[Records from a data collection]
____

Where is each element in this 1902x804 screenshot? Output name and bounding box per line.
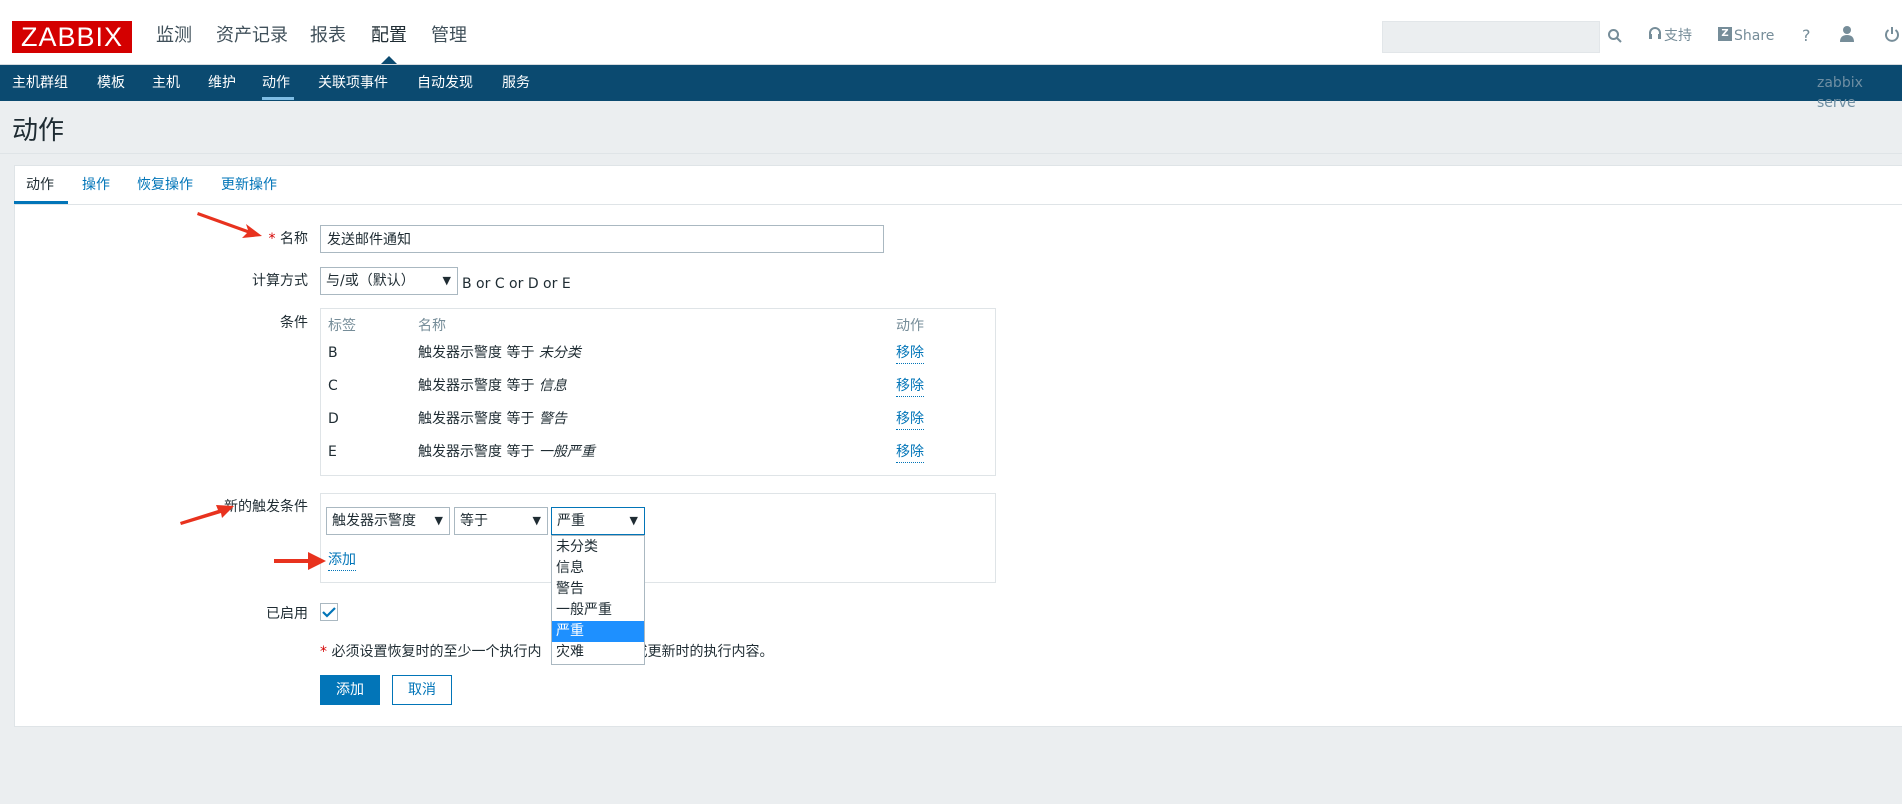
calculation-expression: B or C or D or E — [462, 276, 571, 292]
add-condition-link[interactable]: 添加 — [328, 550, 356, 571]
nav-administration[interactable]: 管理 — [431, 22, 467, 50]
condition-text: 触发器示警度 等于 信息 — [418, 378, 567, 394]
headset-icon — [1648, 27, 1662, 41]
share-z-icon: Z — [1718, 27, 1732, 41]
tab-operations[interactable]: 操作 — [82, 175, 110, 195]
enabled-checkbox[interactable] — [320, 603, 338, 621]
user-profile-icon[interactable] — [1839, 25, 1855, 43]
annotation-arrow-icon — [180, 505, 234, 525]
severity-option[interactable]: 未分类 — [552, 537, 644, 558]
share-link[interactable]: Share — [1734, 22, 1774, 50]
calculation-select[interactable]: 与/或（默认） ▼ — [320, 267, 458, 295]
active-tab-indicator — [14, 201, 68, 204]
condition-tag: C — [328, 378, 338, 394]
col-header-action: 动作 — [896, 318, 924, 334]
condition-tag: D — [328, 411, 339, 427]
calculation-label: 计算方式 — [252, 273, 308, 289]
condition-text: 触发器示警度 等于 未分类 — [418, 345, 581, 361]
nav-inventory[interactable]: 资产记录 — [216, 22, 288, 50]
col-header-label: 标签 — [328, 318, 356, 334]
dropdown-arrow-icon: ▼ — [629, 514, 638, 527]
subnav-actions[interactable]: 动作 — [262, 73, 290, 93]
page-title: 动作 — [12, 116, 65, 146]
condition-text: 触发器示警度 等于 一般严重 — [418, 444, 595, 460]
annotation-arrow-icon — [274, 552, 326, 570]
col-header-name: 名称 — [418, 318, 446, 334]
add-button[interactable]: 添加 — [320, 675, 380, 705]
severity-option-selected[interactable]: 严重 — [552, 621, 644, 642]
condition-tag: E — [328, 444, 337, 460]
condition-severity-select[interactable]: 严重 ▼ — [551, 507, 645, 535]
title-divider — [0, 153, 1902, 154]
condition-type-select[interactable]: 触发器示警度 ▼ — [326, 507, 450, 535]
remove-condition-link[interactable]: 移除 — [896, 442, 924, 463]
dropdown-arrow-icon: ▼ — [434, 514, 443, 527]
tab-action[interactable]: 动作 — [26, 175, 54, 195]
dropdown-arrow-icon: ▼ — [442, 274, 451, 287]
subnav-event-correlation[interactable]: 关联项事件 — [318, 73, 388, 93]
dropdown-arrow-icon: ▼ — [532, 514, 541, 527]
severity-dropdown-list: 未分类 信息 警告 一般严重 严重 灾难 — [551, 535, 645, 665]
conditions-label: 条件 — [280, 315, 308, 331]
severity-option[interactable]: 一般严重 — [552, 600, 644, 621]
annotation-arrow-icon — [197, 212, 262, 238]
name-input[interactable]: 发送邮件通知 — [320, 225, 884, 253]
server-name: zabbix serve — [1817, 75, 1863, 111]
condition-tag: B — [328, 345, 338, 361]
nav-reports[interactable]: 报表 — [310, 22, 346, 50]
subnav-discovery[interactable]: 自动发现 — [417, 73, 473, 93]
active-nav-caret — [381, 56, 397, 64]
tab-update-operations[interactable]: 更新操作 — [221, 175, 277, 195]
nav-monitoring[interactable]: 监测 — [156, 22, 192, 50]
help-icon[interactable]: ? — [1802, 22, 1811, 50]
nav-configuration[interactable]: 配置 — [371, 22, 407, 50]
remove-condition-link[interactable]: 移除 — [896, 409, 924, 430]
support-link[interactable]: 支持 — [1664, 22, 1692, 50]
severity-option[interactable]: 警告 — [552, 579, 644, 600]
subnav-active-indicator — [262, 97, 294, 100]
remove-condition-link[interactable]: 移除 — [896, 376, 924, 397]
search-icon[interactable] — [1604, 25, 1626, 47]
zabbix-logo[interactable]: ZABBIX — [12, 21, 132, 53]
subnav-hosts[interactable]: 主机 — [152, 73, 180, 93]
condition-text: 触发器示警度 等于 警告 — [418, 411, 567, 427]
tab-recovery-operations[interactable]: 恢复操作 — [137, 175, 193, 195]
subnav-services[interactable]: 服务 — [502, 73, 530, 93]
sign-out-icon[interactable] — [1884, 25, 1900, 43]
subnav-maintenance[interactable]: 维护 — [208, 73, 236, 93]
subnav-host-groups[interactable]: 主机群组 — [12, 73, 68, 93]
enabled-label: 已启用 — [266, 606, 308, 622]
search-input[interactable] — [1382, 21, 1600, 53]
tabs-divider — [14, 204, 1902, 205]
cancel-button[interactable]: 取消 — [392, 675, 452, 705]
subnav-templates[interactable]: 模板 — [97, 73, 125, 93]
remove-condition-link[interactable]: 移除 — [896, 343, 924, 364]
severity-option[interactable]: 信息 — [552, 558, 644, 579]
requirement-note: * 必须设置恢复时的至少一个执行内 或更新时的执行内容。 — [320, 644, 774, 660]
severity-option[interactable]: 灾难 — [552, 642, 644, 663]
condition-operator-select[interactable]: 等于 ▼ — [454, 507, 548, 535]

____

Required work:
Change every "remove-condition-link" in the material to "delete-condition-link" and leave everything else as it is. Omit the pictures from your answer.

Solution:
Where is each element in this 1902x804 screenshot? Output name and bounding box per line.
calculation-expression: B or C or D or E — [462, 276, 571, 292]
add-condition-link[interactable]: 添加 — [328, 550, 356, 571]
nav-administration[interactable]: 管理 — [431, 22, 467, 50]
condition-text: 触发器示警度 等于 信息 — [418, 378, 567, 394]
headset-icon — [1648, 27, 1662, 41]
share-z-icon: Z — [1718, 27, 1732, 41]
tab-operations[interactable]: 操作 — [82, 175, 110, 195]
enabled-checkbox[interactable] — [320, 603, 338, 621]
user-profile-icon[interactable] — [1839, 25, 1855, 43]
annotation-arrow-icon — [180, 505, 234, 525]
severity-option[interactable]: 未分类 — [552, 537, 644, 558]
share-link[interactable]: Share — [1734, 22, 1774, 50]
calculation-select[interactable]: 与/或（默认） ▼ — [320, 267, 458, 295]
active-tab-indicator — [14, 201, 68, 204]
condition-tag: C — [328, 378, 338, 394]
col-header-action: 动作 — [896, 318, 924, 334]
condition-tag: D — [328, 411, 339, 427]
calculation-label: 计算方式 — [252, 273, 308, 289]
condition-text: 触发器示警度 等于 未分类 — [418, 345, 581, 361]
nav-inventory[interactable]: 资产记录 — [216, 22, 288, 50]
col-header-label: 标签 — [328, 318, 356, 334]
dropdown-arrow-icon: ▼ — [629, 514, 638, 527]
subnav-actions[interactable]: 动作 — [262, 73, 290, 93]
page-title: 动作 — [12, 116, 65, 146]
condition-text: 触发器示警度 等于 一般严重 — [418, 444, 595, 460]
annotation-arrow-icon — [274, 552, 326, 570]
col-header-name: 名称 — [418, 318, 446, 334]
add-button[interactable]: 添加 — [320, 675, 380, 705]
severity-option-selected[interactable]: 严重 — [552, 621, 644, 642]
condition-tag: E — [328, 444, 337, 460]
condition-severity-select[interactable]: 严重 ▼ — [551, 507, 645, 535]
title-divider — [0, 153, 1902, 154]
condition-type-select[interactable]: 触发器示警度 ▼ — [326, 507, 450, 535]
delete-condition-link[interactable]: 移除 — [896, 442, 924, 463]
dropdown-arrow-icon: ▼ — [434, 514, 443, 527]
tab-action[interactable]: 动作 — [26, 175, 54, 195]
dropdown-arrow-icon: ▼ — [442, 274, 451, 287]
subnav-event-correlation[interactable]: 关联项事件 — [318, 73, 388, 93]
dropdown-arrow-icon: ▼ — [532, 514, 541, 527]
severity-dropdown-list: 未分类 信息 警告 一般严重 严重 灾难 — [551, 535, 645, 665]
conditions-label: 条件 — [280, 315, 308, 331]
severity-option[interactable]: 一般严重 — [552, 600, 644, 621]
annotation-arrow-icon — [197, 212, 262, 238]
name-input[interactable]: 发送邮件通知 — [320, 225, 884, 253]
server-name: zabbix serve — [1817, 75, 1863, 111]
condition-tag: B — [328, 345, 338, 361]
nav-reports[interactable]: 报表 — [310, 22, 346, 50]
subnav-discovery[interactable]: 自动发现 — [417, 73, 473, 93]
active-nav-caret — [381, 56, 397, 64]
tab-update-operations[interactable]: 更新操作 — [221, 175, 277, 195]
nav-monitoring[interactable]: 监测 — [156, 22, 192, 50]
help-icon[interactable]: ? — [1802, 22, 1811, 50]
nav-configuration[interactable]: 配置 — [371, 22, 407, 50]
delete-condition-link[interactable]: 移除 — [896, 409, 924, 430]
support-link[interactable]: 支持 — [1664, 22, 1692, 50]
severity-option[interactable]: 警告 — [552, 579, 644, 600]
subnav-active-indicator — [262, 97, 294, 100]
delete-condition-link[interactable]: 移除 — [896, 376, 924, 397]
search-icon[interactable] — [1604, 25, 1626, 47]
zabbix-logo[interactable]: ZABBIX — [12, 21, 132, 53]
subnav-hosts[interactable]: 主机 — [152, 73, 180, 93]
condition-text: 触发器示警度 等于 警告 — [418, 411, 567, 427]
tab-recovery-operations[interactable]: 恢复操作 — [137, 175, 193, 195]
subnav-services[interactable]: 服务 — [502, 73, 530, 93]
sign-out-icon[interactable] — [1884, 25, 1900, 43]
subnav-maintenance[interactable]: 维护 — [208, 73, 236, 93]
subnav-host-groups[interactable]: 主机群组 — [12, 73, 68, 93]
enabled-label: 已启用 — [266, 606, 308, 622]
search-input[interactable] — [1382, 21, 1600, 53]
tabs-divider — [14, 204, 1902, 205]
cancel-button[interactable]: 取消 — [392, 675, 452, 705]
subnav-templates[interactable]: 模板 — [97, 73, 125, 93]
delete-condition-link[interactable]: 移除 — [896, 343, 924, 364]
severity-option[interactable]: 信息 — [552, 558, 644, 579]
requirement-note: * 必须设置恢复时的至少一个执行内 或更新时的执行内容。 — [320, 644, 774, 660]
severity-option[interactable]: 灾难 — [552, 642, 644, 663]
condition-operator-select[interactable]: 等于 ▼ — [454, 507, 548, 535]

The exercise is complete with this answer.